Work through the data line by line, gathering every line that has the word "ffffff".
— BEGIN —
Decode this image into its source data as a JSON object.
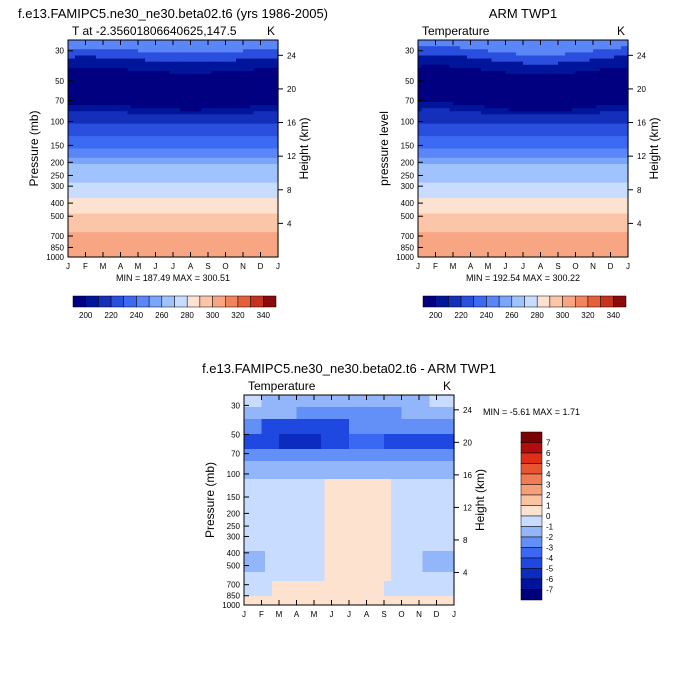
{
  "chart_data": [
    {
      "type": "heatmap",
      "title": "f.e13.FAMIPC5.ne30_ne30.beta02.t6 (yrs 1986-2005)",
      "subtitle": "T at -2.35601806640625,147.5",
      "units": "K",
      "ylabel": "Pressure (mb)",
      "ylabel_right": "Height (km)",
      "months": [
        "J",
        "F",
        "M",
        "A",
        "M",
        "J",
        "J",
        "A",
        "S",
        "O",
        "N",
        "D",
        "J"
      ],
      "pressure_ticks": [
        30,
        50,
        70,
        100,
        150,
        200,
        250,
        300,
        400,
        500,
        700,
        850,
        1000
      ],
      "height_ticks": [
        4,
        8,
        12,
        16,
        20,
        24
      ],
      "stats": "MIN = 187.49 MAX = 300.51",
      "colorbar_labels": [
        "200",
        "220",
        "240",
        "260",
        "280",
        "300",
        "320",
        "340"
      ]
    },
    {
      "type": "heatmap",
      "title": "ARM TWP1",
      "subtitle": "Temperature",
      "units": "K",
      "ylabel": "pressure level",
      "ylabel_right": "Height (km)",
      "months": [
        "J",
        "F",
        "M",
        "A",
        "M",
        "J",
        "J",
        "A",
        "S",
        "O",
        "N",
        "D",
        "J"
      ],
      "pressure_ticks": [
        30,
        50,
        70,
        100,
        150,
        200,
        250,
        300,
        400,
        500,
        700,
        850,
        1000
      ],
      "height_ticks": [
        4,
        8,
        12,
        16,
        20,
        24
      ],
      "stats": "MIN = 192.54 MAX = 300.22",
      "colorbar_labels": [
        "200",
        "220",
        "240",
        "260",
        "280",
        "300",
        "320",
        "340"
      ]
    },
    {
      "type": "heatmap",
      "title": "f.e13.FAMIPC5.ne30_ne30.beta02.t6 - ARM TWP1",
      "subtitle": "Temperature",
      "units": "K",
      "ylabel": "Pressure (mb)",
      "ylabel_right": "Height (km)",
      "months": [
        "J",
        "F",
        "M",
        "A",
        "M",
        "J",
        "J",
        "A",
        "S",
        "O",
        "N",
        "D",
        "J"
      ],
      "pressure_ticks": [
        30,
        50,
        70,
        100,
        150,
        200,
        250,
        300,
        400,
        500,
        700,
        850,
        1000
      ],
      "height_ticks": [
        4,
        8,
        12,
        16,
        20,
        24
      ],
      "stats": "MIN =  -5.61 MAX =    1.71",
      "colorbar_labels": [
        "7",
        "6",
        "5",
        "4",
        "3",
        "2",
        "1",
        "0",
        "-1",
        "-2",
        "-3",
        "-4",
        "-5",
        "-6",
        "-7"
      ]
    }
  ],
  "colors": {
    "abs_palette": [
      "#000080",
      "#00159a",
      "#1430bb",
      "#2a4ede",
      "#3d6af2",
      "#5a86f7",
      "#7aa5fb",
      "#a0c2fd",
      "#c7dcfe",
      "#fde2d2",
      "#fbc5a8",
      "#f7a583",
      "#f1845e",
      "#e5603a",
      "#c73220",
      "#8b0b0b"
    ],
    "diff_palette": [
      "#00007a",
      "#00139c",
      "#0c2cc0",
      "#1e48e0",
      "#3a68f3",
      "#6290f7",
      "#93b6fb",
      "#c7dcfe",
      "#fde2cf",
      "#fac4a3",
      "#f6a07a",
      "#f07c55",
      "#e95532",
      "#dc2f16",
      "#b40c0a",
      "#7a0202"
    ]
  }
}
— END —
— BEGIN —
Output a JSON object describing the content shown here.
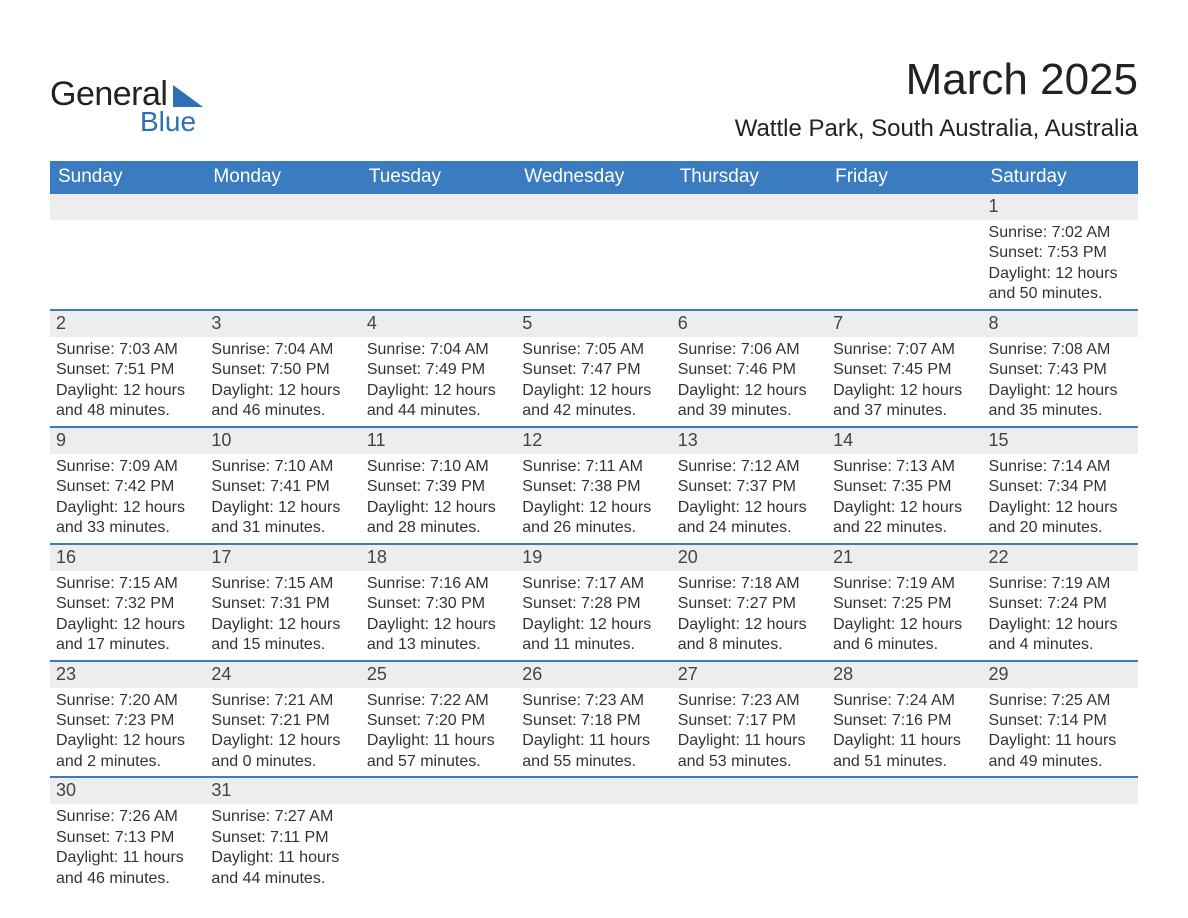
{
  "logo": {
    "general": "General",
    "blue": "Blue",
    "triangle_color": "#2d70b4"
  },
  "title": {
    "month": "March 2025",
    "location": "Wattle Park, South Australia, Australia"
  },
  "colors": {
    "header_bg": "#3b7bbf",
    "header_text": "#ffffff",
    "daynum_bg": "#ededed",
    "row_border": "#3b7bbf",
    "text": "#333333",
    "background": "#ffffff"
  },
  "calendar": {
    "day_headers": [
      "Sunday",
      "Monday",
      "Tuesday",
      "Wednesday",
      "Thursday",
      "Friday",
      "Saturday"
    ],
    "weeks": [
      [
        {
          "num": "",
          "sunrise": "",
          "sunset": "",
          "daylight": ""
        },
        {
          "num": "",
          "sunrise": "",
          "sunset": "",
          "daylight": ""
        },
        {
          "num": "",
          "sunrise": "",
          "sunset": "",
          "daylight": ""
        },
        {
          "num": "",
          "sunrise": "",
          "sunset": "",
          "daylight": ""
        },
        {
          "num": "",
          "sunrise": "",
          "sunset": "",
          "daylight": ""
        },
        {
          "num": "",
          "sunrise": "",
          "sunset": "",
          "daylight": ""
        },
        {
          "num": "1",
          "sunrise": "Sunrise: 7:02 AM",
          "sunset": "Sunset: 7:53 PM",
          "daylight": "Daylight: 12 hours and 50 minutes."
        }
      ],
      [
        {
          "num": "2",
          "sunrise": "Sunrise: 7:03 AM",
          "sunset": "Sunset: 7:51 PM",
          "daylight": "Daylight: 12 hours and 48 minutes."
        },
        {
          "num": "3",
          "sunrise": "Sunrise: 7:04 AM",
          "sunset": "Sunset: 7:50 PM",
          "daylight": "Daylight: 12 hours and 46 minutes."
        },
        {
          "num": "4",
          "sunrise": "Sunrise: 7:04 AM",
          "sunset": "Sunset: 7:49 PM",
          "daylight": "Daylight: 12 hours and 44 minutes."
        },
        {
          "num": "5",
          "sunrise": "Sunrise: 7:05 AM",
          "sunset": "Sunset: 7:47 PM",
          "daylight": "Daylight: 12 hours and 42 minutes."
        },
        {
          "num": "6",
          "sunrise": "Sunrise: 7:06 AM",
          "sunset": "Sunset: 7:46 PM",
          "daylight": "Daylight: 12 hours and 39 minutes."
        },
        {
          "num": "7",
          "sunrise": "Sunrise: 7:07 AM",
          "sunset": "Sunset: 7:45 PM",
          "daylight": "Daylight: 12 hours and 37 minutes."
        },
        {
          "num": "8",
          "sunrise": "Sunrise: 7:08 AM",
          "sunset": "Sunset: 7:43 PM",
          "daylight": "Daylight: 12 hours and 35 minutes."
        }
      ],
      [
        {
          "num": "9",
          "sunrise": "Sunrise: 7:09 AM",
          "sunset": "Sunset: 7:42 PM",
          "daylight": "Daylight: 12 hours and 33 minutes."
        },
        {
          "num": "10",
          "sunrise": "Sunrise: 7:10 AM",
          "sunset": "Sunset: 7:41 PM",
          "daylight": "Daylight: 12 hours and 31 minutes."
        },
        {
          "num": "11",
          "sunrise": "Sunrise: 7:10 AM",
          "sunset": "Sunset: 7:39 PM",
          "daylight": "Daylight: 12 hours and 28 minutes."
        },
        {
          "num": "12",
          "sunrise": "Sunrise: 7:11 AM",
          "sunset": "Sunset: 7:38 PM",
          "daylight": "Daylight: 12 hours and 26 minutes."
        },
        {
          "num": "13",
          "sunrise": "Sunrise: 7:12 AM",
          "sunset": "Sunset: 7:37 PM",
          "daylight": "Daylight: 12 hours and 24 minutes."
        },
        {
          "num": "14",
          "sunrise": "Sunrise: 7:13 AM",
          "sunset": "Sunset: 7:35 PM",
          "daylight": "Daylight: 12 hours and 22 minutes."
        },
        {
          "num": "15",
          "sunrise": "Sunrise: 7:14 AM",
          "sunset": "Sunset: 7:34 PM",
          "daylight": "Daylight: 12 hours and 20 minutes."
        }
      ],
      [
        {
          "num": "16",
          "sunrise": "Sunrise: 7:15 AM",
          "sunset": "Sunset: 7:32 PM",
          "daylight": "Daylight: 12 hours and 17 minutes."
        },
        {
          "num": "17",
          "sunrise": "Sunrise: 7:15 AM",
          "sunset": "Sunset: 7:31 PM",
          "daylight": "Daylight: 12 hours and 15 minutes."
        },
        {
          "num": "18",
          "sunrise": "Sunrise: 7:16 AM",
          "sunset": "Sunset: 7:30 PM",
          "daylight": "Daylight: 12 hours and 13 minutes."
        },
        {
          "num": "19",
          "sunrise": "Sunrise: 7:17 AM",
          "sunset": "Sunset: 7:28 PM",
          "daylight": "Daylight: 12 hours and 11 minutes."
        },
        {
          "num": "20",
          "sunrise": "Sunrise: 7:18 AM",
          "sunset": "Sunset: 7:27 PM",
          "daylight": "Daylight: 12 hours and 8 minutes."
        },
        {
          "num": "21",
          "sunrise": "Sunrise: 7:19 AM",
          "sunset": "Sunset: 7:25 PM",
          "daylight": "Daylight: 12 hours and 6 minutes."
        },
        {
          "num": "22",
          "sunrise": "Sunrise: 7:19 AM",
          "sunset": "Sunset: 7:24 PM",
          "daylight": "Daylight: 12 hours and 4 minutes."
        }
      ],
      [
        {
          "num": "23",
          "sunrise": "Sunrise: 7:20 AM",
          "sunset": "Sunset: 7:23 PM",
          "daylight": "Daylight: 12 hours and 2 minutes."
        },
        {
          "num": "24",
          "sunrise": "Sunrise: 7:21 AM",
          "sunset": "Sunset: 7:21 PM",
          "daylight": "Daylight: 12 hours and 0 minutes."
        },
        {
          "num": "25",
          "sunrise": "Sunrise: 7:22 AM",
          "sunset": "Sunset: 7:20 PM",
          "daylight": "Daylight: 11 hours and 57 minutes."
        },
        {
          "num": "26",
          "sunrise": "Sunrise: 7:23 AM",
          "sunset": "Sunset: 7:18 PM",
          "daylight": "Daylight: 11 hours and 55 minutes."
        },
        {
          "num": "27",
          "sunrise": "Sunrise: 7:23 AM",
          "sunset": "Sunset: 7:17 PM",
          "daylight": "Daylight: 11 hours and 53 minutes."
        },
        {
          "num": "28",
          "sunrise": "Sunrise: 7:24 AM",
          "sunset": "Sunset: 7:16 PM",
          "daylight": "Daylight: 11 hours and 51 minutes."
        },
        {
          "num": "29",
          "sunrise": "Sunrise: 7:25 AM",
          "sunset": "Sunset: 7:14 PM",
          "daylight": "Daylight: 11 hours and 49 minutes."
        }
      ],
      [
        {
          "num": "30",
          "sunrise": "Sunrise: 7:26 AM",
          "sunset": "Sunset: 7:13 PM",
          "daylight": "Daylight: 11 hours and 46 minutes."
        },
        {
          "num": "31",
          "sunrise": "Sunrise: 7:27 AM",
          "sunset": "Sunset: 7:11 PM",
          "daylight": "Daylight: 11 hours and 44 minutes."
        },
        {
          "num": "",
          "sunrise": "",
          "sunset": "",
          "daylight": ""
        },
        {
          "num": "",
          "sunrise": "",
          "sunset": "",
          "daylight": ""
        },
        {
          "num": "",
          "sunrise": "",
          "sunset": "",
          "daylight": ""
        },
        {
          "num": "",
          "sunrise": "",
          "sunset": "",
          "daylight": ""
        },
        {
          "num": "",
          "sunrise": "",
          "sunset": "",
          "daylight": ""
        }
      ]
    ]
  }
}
— END —
Solution >>
    "header_text": "#ffffff",
    "background": "#ffffff"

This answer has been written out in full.